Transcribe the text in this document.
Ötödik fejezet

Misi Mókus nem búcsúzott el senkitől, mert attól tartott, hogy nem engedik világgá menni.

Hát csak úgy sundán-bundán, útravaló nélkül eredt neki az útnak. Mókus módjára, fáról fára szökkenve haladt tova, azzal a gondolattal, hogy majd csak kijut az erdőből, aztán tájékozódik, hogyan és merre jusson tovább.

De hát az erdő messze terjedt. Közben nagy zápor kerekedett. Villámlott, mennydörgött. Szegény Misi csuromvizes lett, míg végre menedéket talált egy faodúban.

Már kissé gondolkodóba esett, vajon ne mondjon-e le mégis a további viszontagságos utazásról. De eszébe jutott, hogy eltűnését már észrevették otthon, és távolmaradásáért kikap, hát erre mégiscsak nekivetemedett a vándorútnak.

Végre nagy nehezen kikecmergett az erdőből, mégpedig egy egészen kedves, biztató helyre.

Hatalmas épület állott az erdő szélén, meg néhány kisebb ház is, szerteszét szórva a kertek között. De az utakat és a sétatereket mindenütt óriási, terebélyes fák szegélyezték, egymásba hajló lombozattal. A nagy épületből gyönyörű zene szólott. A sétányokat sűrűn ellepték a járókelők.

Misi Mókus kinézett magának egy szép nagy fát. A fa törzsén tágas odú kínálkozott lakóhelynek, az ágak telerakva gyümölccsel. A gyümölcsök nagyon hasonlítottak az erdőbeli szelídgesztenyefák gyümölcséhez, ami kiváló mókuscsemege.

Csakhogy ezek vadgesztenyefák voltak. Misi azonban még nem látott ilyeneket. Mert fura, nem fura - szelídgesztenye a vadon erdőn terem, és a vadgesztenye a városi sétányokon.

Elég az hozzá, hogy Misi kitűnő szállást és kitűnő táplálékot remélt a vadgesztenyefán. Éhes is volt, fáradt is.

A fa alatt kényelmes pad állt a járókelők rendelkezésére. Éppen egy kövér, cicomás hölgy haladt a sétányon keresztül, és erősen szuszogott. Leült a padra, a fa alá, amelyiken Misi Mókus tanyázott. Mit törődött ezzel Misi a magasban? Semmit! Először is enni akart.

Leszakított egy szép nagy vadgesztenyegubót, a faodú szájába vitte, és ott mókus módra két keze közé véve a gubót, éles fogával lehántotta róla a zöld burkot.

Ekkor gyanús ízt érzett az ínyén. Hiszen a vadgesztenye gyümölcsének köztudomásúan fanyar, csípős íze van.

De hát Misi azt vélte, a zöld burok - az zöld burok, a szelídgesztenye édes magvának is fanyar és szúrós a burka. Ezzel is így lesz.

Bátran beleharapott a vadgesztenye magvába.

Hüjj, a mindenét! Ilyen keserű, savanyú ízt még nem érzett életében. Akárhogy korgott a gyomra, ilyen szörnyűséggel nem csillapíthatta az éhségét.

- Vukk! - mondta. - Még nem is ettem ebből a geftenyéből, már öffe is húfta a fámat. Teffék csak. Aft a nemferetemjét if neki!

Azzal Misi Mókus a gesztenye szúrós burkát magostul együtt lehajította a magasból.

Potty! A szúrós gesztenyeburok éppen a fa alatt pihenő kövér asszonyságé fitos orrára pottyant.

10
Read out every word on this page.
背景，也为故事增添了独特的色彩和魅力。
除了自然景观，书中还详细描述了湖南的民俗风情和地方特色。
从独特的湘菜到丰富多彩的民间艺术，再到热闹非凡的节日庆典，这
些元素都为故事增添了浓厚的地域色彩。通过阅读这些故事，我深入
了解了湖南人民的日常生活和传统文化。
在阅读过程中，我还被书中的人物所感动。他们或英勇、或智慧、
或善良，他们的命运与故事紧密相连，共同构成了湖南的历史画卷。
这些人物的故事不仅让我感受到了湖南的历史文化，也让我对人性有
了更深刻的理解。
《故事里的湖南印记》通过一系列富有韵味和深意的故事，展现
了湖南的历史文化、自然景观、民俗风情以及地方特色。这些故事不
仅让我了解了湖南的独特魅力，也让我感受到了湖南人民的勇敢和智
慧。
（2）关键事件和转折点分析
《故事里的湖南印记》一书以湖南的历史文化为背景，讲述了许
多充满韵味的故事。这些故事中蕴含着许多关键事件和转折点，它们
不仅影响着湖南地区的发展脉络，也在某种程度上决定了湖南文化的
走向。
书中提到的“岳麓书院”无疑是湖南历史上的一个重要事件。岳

» **AIM OF THE TASK**
Look through the data above. Copy every line with the string "járókelők" in it.

» **RESULT**
Hatalmas épület állott az erdő szélén, meg néhány kisebb ház is, szerteszét szórva a kertek között. De az utakat és a sétatereket mindenütt óriási, terebélyes fák szegélyezték, egymásba hajló lombozattal. A nagy épületből gyönyörű zene szólott. A sétányokat sűrűn ellepték a járókelők.
A fa alatt kényelmes pad állt a járókelők rendelkezésére. Éppen egy kövér, cicomás hölgy haladt a sétányon keresztül, és erősen szuszogott. Leült a padra, a fa alá, amelyiken Misi Mókus tanyázott. Mit törődött ezzel Misi a magasban? Semmit! Először is enni akart.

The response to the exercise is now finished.